When checking morphologically separated O. chloropus and O. fringillina from Denmark, Petersen found a grouping of specimens, considered to be O. fringillina, which were genetically distinct from O. chloropus and had three wing types, described as “fringillina-type, chloropus-type and intermediate” [31], that would appear to correspond to the types Hutson, Smart A and Smart B, respectively. Doubt has been cast upon the identification of some of Petersen’s specimens (Levesque-Beaudin & Sinclair, 2021) used to produce a phylogeny [32], with Petersen’s O. anchineuria now grouped with O. chloropus and his O. fringillina now classed as O. bequaerti (Maa) in Levesque-Beaudin’s phylogeny.

The issues around the patterns of alar microtrichia have been further complicated by a key published in 2022 from work in Slovakia, which states that Ornithomya fringillina has four longitudinal stripes of microtrichia in the hind part of the wing, while Ornithomya chloropus has three [33], which contradicts earlier work and, when taken with other features in the key, would render a large number of Ornithomyae in the region unidentifiable.

This study aims to determine whether the variations amongst flies identified as Ornithomya fringillina on the basis of previously published accounts of the morphology of Ornithomya fringillina in the region [3, 17], are morphotypes of the same species or separate species, by examining a variety of morphological, ecological and biogeographic data, alongside DNA sequence analysis.

Materials and Methods

The specimens of Ornithomya fringillina were obtained between 2020 and 2024 from UK licensed bird ringers collecting louse flies for the “Mapping the UK’s Flat Fly Project”. The collection methods have been previously published [4].

The louse flies were provisionally identified to species level using a key [3] and additional information as required [1517, 21, 31]. The number of strong scutellar bristles were recorded. The wing length of each fly was measured to an accuracy of 0.1 mm with callipers, with the fly positioned on its back to straighten the wings. Notes were made of characteristics such as dark markings, on the mesothoracic basisternum, other areas of the ventral thorax, or on the lateral gena, medial to the eye, which have been used to separate Ornithomya chloropus from Ornithomya fringillina [3, 16, 31]. Although indistinct triangular markings on the lateral gena were not considered to be significant, and only those which were clearly defined were considered specific for Ornithomya chloropus by Petersen, these were recorded separately from clearer markings. Where possible the sex of each fly was recorded, by examination of the external genitalia or the darker patterns made by the tergites on the dorsal abdominal segments including the shape of tergite six.

Flies identified as Ornithomya fringillina were analysed on the basis of two classifications. All flies identified as Ornithomya fringillina sensu lato (s.l.) were divided into two groups, with either two or three tracts of microtrichia at the proximal end of cell 1 m. Additionally, from 1st August 2022 onwards, Ornithomya fringillina s.l. were divided into three groups, Smart type A, Smart type B and Hutson/Hill types based on those authors’ illustrations of the species [3, 16, 17]. The Hutson/Hill type will be referred to as the Hutson type as Hutson’s guide is freely available and widely used.

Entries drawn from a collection
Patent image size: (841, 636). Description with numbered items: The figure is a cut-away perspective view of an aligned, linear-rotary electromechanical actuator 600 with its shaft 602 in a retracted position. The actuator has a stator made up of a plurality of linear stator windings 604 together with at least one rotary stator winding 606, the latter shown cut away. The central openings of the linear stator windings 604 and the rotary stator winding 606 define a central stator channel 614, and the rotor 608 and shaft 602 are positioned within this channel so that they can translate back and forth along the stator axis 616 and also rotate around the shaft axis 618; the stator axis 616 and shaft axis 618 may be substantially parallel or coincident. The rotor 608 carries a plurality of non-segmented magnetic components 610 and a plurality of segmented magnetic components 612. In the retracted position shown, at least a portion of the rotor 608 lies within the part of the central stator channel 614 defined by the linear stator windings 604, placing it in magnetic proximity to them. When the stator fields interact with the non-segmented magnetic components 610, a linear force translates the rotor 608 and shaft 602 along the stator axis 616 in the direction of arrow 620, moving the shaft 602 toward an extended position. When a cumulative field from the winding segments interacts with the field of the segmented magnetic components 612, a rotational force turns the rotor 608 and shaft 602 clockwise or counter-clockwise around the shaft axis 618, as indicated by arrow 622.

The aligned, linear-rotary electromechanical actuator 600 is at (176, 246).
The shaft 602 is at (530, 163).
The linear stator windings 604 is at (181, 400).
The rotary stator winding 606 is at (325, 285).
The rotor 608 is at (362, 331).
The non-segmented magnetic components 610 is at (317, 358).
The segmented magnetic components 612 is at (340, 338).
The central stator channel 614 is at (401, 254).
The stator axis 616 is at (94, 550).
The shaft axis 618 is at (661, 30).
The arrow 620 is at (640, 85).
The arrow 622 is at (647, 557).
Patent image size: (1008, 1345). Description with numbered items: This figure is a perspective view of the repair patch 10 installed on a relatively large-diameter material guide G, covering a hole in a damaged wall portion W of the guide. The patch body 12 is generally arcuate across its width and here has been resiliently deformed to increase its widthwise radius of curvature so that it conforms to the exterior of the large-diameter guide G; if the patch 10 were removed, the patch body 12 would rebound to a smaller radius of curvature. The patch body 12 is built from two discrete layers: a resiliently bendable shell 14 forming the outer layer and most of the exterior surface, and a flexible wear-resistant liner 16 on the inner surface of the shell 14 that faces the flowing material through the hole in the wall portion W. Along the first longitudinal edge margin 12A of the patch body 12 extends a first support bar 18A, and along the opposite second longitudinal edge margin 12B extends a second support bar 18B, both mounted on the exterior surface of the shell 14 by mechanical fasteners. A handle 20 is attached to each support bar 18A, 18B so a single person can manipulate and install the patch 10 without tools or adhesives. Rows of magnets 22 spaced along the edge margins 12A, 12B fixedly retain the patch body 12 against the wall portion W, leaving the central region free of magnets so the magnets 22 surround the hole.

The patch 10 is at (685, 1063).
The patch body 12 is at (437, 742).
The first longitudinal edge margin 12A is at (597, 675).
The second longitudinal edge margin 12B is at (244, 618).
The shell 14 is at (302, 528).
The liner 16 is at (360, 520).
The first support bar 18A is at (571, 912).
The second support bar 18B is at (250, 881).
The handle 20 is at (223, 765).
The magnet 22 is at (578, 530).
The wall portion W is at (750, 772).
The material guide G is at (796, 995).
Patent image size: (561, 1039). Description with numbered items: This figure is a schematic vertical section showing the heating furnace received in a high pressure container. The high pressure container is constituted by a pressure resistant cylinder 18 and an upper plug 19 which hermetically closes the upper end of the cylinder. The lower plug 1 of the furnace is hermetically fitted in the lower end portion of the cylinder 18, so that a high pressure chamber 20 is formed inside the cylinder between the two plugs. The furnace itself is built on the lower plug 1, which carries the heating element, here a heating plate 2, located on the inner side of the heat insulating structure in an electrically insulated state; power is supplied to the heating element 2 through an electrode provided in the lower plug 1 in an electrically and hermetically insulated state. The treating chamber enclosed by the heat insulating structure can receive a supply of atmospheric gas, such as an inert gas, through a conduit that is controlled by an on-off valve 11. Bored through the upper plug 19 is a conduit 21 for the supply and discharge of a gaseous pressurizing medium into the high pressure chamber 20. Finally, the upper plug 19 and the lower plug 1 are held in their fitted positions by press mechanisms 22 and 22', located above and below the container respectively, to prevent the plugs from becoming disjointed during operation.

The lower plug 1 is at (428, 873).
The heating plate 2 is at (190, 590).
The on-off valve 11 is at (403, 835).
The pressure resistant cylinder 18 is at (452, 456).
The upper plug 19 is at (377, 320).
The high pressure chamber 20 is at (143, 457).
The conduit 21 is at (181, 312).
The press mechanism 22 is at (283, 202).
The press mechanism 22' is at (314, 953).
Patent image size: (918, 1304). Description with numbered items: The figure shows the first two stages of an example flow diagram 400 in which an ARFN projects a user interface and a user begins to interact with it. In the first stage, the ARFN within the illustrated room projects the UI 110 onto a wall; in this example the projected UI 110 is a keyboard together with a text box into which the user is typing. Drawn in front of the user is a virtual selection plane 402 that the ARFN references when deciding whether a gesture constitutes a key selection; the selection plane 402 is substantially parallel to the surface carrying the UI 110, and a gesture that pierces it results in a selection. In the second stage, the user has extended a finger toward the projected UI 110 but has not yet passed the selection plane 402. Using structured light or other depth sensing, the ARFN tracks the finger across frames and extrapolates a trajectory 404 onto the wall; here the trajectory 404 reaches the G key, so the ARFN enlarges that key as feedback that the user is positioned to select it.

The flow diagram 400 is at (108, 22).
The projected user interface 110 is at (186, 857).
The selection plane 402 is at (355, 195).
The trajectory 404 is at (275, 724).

• **What this exercise asks**:
A) Can you copy the louse fly passage word for word, the stretch from "Materials and Methods" through "previously published [4]."?
B) Which Ornithomya species does the louse fly passage name?

• **Your responses**:
A)
Materials and Methods

The specimens of Ornithomya fringillina were obtained between 2020 and 2024 from UK licensed bird ringers collecting louse flies for the “Mapping the UK’s Flat Fly Project”. The collection methods have been previously published [4].

B) Ornithomya chloropus, Ornithomya fringillina, Ornithomya anchineuria, Ornithomya bequaerti